Look at each line of the records and count those with "xlabel" in them. Please answer with the count alone.
--- BEGIN LISTED ENTRIES ---
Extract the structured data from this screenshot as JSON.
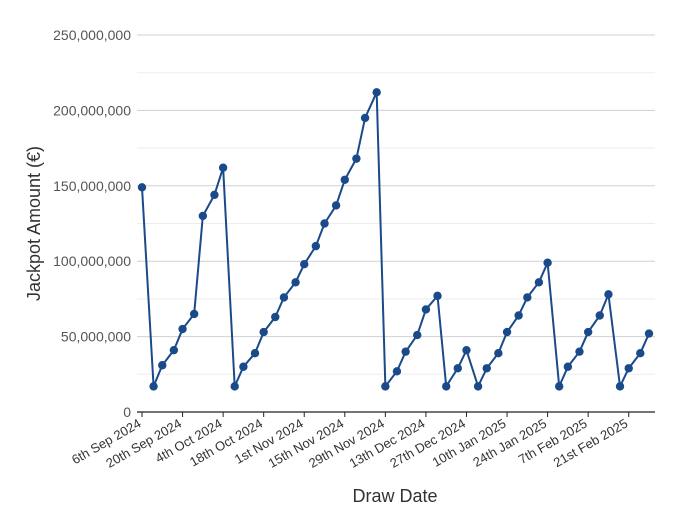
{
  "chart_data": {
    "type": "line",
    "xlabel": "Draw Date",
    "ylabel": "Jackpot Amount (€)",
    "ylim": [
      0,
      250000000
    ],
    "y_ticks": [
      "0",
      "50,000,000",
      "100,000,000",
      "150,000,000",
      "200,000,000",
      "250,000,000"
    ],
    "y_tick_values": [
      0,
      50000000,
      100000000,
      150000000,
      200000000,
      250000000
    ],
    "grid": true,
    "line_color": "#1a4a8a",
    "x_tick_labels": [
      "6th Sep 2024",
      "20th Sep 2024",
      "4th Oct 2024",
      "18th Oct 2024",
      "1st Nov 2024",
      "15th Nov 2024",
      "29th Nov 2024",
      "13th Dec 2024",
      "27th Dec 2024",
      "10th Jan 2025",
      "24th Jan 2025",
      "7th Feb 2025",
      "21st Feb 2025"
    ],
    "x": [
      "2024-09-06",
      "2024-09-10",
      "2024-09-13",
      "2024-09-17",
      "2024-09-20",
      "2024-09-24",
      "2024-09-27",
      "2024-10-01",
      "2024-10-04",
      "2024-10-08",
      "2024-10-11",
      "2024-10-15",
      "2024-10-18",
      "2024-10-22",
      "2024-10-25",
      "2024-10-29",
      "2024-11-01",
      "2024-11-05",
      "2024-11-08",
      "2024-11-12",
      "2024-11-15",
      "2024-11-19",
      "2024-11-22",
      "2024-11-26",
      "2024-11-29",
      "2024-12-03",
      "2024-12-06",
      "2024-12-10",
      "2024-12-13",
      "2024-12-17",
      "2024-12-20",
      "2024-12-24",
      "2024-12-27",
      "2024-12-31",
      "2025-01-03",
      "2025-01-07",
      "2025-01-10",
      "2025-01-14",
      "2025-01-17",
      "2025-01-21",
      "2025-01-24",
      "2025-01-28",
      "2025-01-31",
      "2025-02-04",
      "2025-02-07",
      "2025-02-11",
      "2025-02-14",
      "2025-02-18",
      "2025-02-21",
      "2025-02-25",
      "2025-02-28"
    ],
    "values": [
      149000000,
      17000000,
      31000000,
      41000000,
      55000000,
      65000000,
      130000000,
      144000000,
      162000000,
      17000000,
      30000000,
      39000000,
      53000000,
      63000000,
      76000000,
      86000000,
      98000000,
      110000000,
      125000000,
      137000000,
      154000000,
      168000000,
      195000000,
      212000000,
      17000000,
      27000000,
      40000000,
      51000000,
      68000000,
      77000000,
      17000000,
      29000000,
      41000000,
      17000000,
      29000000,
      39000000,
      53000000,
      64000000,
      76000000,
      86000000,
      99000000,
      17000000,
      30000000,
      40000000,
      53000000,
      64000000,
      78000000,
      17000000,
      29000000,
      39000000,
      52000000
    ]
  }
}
--- END LISTED ENTRIES ---
--- BEGIN LISTED ENTRIES ---
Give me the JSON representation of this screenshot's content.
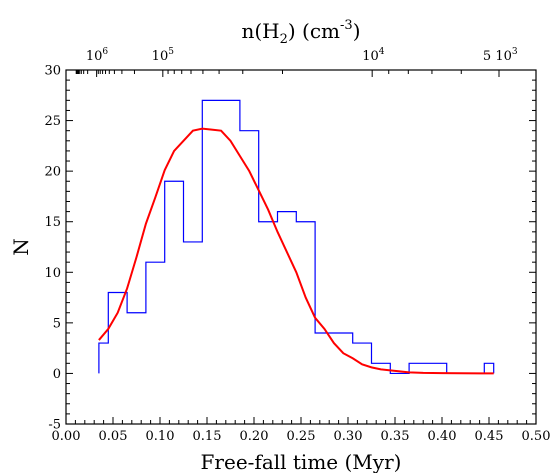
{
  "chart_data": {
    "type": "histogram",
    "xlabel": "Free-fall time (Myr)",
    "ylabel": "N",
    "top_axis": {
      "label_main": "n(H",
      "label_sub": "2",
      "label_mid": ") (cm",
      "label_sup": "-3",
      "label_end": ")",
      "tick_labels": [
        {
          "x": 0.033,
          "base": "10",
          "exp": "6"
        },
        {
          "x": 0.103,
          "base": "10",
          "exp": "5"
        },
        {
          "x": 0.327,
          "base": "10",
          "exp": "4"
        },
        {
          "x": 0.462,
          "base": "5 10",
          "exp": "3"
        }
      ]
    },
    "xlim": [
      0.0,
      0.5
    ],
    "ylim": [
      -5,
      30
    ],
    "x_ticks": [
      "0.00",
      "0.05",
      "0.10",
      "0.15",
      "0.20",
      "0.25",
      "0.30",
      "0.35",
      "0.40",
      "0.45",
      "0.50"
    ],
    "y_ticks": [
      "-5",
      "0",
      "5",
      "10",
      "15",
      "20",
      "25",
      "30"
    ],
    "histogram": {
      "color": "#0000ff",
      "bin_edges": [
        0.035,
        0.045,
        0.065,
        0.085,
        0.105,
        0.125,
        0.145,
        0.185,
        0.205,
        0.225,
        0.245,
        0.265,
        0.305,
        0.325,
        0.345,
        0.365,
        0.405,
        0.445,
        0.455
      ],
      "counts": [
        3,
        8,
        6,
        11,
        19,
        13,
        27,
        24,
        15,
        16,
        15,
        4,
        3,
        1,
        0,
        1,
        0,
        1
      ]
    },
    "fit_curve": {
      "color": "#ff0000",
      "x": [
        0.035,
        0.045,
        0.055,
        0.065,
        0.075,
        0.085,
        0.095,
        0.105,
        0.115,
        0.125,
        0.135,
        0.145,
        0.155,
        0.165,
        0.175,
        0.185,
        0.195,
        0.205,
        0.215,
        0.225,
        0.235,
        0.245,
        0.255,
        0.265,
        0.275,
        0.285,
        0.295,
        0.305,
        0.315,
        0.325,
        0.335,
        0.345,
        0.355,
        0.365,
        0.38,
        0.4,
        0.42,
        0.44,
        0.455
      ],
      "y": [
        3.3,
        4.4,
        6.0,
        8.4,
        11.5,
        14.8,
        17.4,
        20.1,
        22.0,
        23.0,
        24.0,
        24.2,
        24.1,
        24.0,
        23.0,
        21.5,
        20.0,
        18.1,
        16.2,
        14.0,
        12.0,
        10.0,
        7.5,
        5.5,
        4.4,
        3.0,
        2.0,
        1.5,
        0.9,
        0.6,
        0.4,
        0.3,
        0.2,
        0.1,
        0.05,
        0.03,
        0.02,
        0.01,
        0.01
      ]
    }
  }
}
--- END LISTED ENTRIES ---
--- BEGIN LISTED ENTRIES ---
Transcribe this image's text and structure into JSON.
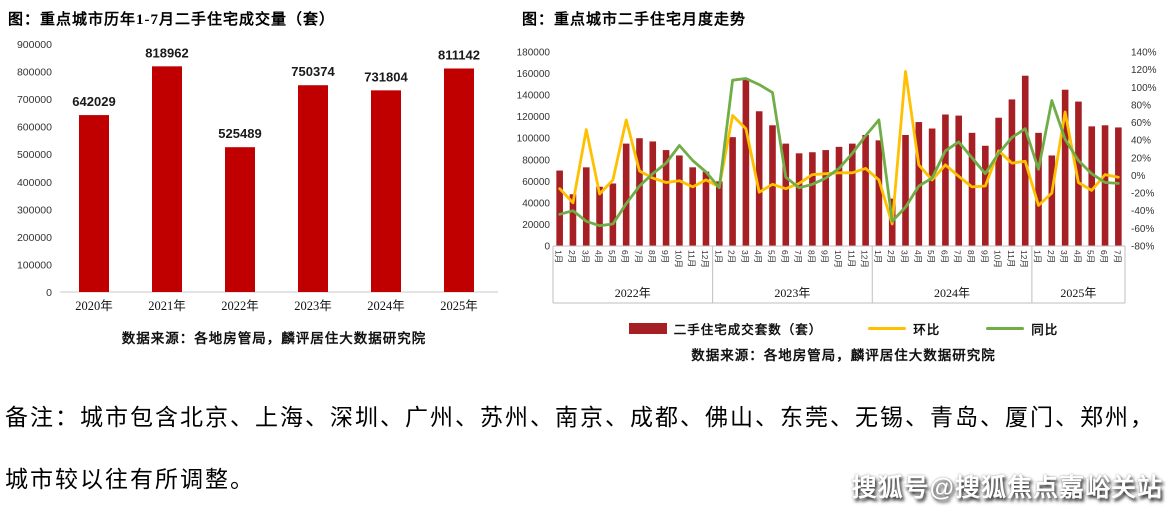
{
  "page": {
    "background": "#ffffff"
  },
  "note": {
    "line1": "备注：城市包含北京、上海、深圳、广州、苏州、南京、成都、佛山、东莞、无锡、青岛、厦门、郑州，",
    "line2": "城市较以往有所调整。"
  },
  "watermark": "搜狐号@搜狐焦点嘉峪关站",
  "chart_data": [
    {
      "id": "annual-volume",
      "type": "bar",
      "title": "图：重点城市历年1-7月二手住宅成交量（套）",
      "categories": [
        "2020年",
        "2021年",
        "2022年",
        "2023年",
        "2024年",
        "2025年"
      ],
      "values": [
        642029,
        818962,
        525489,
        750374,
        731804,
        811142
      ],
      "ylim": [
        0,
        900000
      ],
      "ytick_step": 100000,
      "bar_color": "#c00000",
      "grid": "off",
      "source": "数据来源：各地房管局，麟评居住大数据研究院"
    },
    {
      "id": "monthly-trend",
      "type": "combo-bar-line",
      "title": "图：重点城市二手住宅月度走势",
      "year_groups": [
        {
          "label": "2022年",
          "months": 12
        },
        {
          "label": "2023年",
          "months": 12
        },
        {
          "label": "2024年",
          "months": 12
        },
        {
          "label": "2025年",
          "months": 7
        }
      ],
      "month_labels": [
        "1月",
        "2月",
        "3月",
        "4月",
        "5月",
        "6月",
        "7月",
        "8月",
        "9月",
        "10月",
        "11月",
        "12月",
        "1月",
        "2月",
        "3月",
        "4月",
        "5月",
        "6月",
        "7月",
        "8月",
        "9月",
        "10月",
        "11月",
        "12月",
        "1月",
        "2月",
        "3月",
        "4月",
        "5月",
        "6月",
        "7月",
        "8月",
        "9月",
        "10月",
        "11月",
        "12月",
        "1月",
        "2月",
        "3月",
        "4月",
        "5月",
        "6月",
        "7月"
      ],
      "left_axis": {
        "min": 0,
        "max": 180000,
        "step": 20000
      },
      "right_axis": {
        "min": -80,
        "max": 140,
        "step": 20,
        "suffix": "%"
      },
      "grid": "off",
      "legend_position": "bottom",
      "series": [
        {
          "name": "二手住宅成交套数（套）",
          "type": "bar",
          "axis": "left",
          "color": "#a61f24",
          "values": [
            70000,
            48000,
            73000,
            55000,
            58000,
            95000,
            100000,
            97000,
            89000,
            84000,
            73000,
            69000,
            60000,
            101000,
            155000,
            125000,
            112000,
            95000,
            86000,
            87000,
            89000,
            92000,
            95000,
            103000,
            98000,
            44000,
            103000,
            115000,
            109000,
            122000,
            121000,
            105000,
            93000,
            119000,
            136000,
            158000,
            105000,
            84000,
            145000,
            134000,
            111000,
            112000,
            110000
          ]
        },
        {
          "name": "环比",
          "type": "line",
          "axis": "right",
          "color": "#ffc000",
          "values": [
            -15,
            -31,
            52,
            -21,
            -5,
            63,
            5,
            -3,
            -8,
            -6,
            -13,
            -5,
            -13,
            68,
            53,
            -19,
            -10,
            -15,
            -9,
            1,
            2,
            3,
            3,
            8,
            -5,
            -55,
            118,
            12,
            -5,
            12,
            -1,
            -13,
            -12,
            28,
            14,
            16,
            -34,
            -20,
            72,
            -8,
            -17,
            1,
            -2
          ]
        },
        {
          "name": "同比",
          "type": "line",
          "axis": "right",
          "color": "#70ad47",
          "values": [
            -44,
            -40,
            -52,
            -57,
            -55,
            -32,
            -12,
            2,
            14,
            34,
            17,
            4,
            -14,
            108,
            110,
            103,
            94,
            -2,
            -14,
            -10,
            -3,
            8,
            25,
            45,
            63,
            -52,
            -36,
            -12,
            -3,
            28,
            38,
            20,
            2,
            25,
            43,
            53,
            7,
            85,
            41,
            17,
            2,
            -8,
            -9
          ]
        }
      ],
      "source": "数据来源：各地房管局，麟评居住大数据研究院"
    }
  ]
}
--- END LISTED ENTRIES ---
> _WORKED SOLUTION_
2